→ WHAT TO WORK ON
Write out the records that appear below, verbatim and complete, but without pictures.

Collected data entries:
BEGIN
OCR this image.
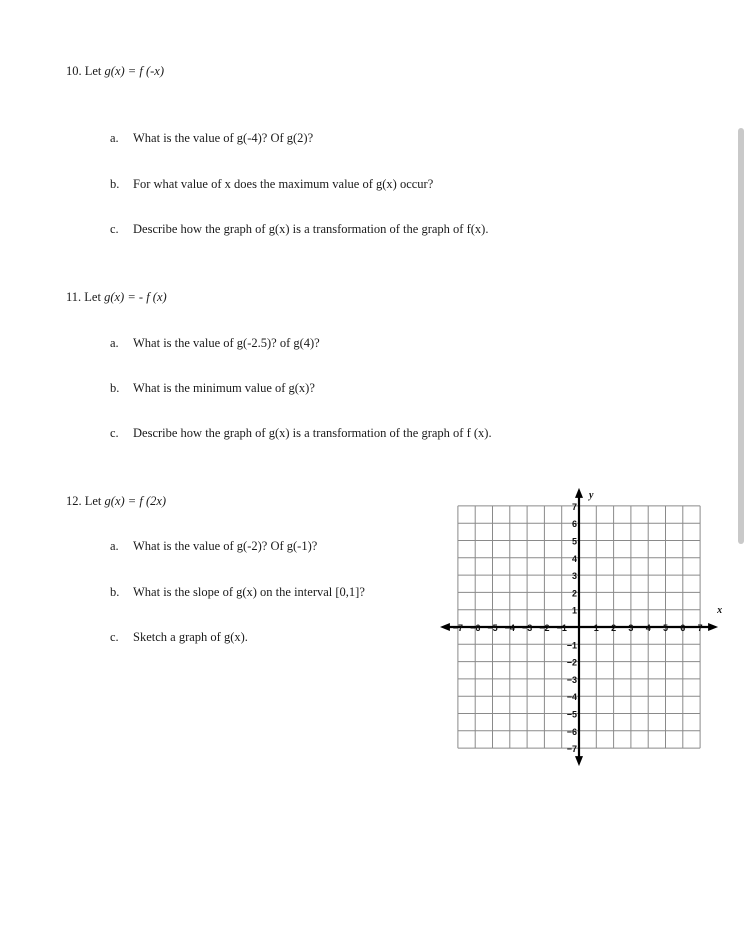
10. Let g(x) = f (-x)
a. What is the value of g(-4)? Of g(2)?
b. For what value of x does the maximum value of g(x) occur?
c. Describe how the graph of g(x) is a transformation of the graph of f(x).
11. Let g(x) = - f (x)
a. What is the value of g(-2.5)? of g(4)?
b. What is the minimum value of g(x)?
c. Describe how the graph of g(x) is a transformation of the graph of f (x).
12. Let g(x) = f (2x)
a. What is the value of g(-2)? Of g(-1)?
b. What is the slope of g(x) on the interval [0,1]?
c. Sketch a graph of g(x).
x
y
−7 −6 −5 −4 −3 −2 −1	1 2 3 4 5 6 7
7
6
5
4
3
2
1
−1
−2
−3
−4
−5
−6
−7
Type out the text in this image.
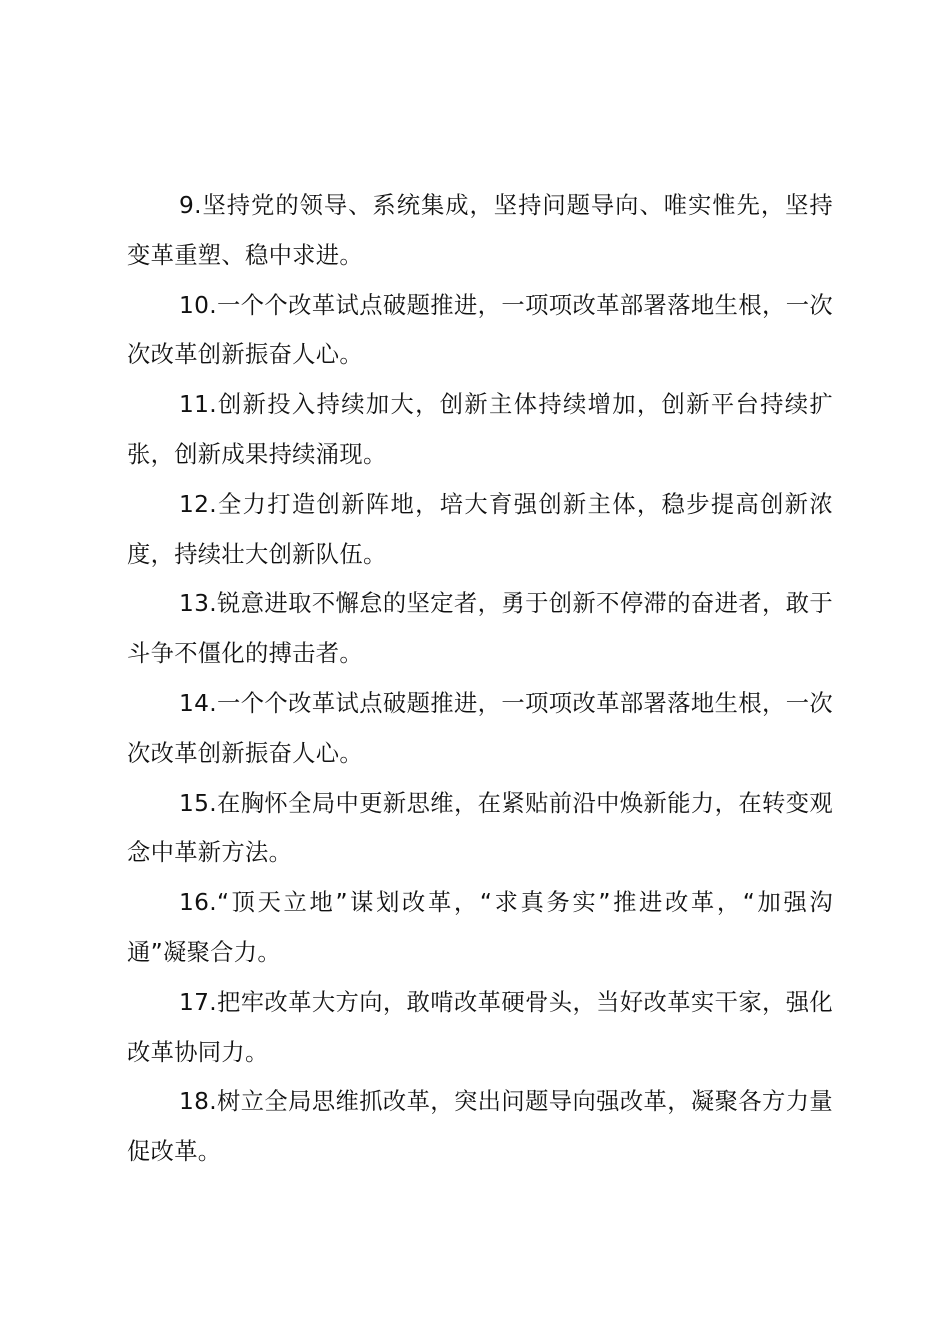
9.坚持党的领导、系统集成，坚持问题导向、唯实惟先，坚持变革重塑、稳中求进。

10.一个个改革试点破题推进，一项项改革部署落地生根，一次次改革创新振奋人心。

11.创新投入持续加大，创新主体持续增加，创新平台持续扩张，创新成果持续涌现。

12.全力打造创新阵地，培大育强创新主体，稳步提高创新浓度，持续壮大创新队伍。

13.锐意进取不懈怠的坚定者，勇于创新不停滞的奋进者，敢于斗争不僵化的搏击者。

14.一个个改革试点破题推进，一项项改革部署落地生根，一次次改革创新振奋人心。

15.在胸怀全局中更新思维，在紧贴前沿中焕新能力，在转变观念中革新方法。

16.“顶天立地”谋划改革，“求真务实”推进改革，“加强沟通”凝聚合力。

17.把牢改革大方向，敢啃改革硬骨头，当好改革实干家，强化改革协同力。

18.树立全局思维抓改革，突出问题导向强改革，凝聚各方力量促改革。
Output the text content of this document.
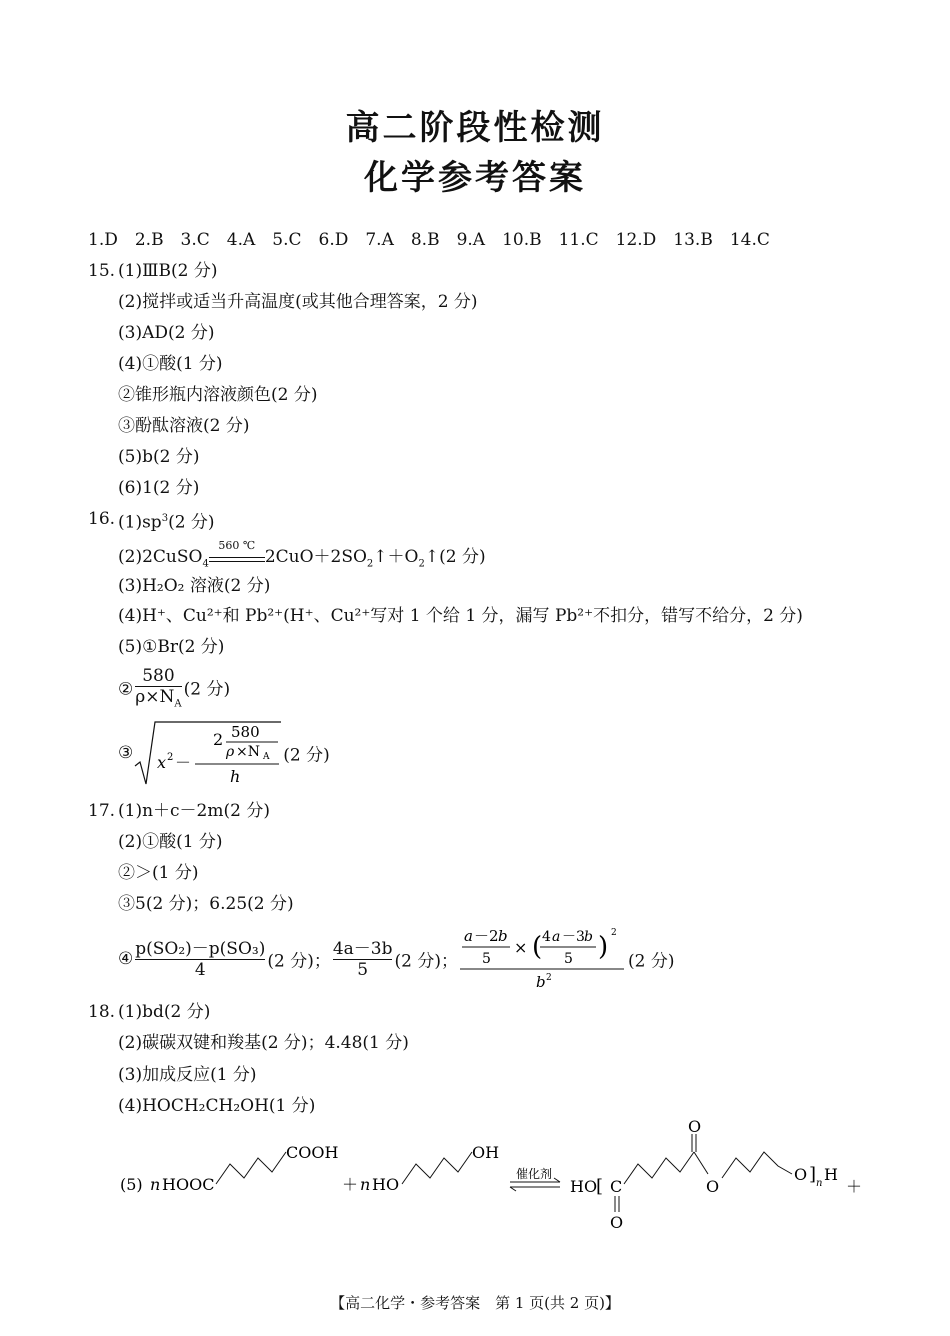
高二阶段性检测
化学参考答案
1.D　2.B　3.C　4.A　5.C　6.D　7.A　8.B　9.A　10.B　11.C　12.D　13.B　14.C
15. (1)ⅢB(2 分)
(2)搅拌或适当升高温度(或其他合理答案，2 分)
(3)AD(2 分)
(4)①酸(1 分)
②锥形瓶内溶液颜色(2 分)
③酚酞溶液(2 分)
(5)b(2 分)
(6)1(2 分)
16. $(1)sp^3(2$ 分)
(2)2CuSO$_4$
560 ℃
$2CuO+2SO_2↑+O_2↑(2$ 分)
(3)H₂O₂ 溶液(2 分)
(4)H⁺、Cu²⁺和 Pb²⁺(H⁺、Cu²⁺写对 1 个给 1 分，漏写 Pb²⁺不扣分，错写不给分，2 分)
(5)①Br(2 分)
② $\frac{580}{\rho\times N_A} (2$ 分)
③ x 2 －
2 580
ρ ×N A
h
(2 分)
17. (1)n＋c－2m(2 分)
(2)①酸(1 分)
②＞(1 分)
③5(2 分)；6.25(2 分)
④ $\frac{\text{p(SO₂)－p(SO₃)}}{4} (2$ 分)； $\frac{4a-3b}{5} (2$ 分)；
a －2 b
5
× ( 4 a －3 b
5 ) 2
b 2
(2 分)
18. (1)bd(2 分)
(2)碳碳双键和羧基(2 分)；4.48(1 分)
(3)加成反应(1 分)
(4)HOCH₂CH₂OH(1 分)
(5) n HOOC
COOH
＋ n HO
OH
催化剂
HO
[ C
O
O
O
O ] n H
＋
【高二化学・参考答案　第 1 页(共 2 页)】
END
→ RESULT OF THIS TASK
OCR this image.
10. Let g(x) = f (-x)
a. What is the value of g(-4)? Of g(2)?
b. For what value of x does the maximum value of g(x) occur?
c. Describe how the graph of g(x) is a transformation of the graph of f(x).
11. Let g(x) = - f (x)
a. What is the value of g(-2.5)? of g(4)?
b. What is the minimum value of g(x)?
c. Describe how the graph of g(x) is a transformation of the graph of f (x).
12. Let g(x) = f (2x)
a. What is the value of g(-2)? Of g(-1)?
b. What is the slope of g(x) on the interval [0,1]?
c. Sketch a graph of g(x).
x
y
−7 −6 −5 −4 −3 −2 −1	1 2 3 4 5 6 7
7
6
5
4
3
2
1
−1
−2
−3
−4
−5
−6
−7
Type out the text in this image.
9.坚持党的领导、系统集成，坚持问题导向、唯实惟先，坚持变革重塑、稳中求进。

10.一个个改革试点破题推进，一项项改革部署落地生根，一次次改革创新振奋人心。

11.创新投入持续加大，创新主体持续增加，创新平台持续扩张，创新成果持续涌现。

12.全力打造创新阵地，培大育强创新主体，稳步提高创新浓度，持续壮大创新队伍。

13.锐意进取不懈怠的坚定者，勇于创新不停滞的奋进者，敢于斗争不僵化的搏击者。

14.一个个改革试点破题推进，一项项改革部署落地生根，一次次改革创新振奋人心。

15.在胸怀全局中更新思维，在紧贴前沿中焕新能力，在转变观念中革新方法。

16.“顶天立地”谋划改革，“求真务实”推进改革，“加强沟通”凝聚合力。

17.把牢改革大方向，敢啃改革硬骨头，当好改革实干家，强化改革协同力。

18.树立全局思维抓改革，突出问题导向强改革，凝聚各方力量促改革。
Output the text content of this document.
高二阶段性检测
化学参考答案
1.D　2.B　3.C　4.A　5.C　6.D　7.A　8.B　9.A　10.B　11.C　12.D　13.B　14.C
15. (1)ⅢB(2 分)
(2)搅拌或适当升高温度(或其他合理答案，2 分)
(3)AD(2 分)
(4)①酸(1 分)
②锥形瓶内溶液颜色(2 分)
③酚酞溶液(2 分)
(5)b(2 分)
(6)1(2 分)
16. $(1)sp^3(2$ 分)
(2)2CuSO$_4$
560 ℃
$2CuO+2SO_2↑+O_2↑(2$ 分)
(3)H₂O₂ 溶液(2 分)
(4)H⁺、Cu²⁺和 Pb²⁺(H⁺、Cu²⁺写对 1 个给 1 分，漏写 Pb²⁺不扣分，错写不给分，2 分)
(5)①Br(2 分)
② $\frac{580}{\rho\times N_A} (2$ 分)
③ x 2 －
2 580
ρ ×N A
h
(2 分)
17. (1)n＋c－2m(2 分)
(2)①酸(1 分)
②＞(1 分)
③5(2 分)；6.25(2 分)
④ $\frac{\text{p(SO₂)－p(SO₃)}}{4} (2$ 分)； $\frac{4a-3b}{5} (2$ 分)；
a －2 b
5
× ( 4 a －3 b
5 ) 2
b 2
(2 分)
18. (1)bd(2 分)
(2)碳碳双键和羧基(2 分)；4.48(1 分)
(3)加成反应(1 分)
(4)HOCH₂CH₂OH(1 分)
(5) n HOOC
COOH
＋ n HO
OH
催化剂
HO
[ C
O
O
O
O ] n H
＋
【高二化学・参考答案　第 1 页(共 2 页)】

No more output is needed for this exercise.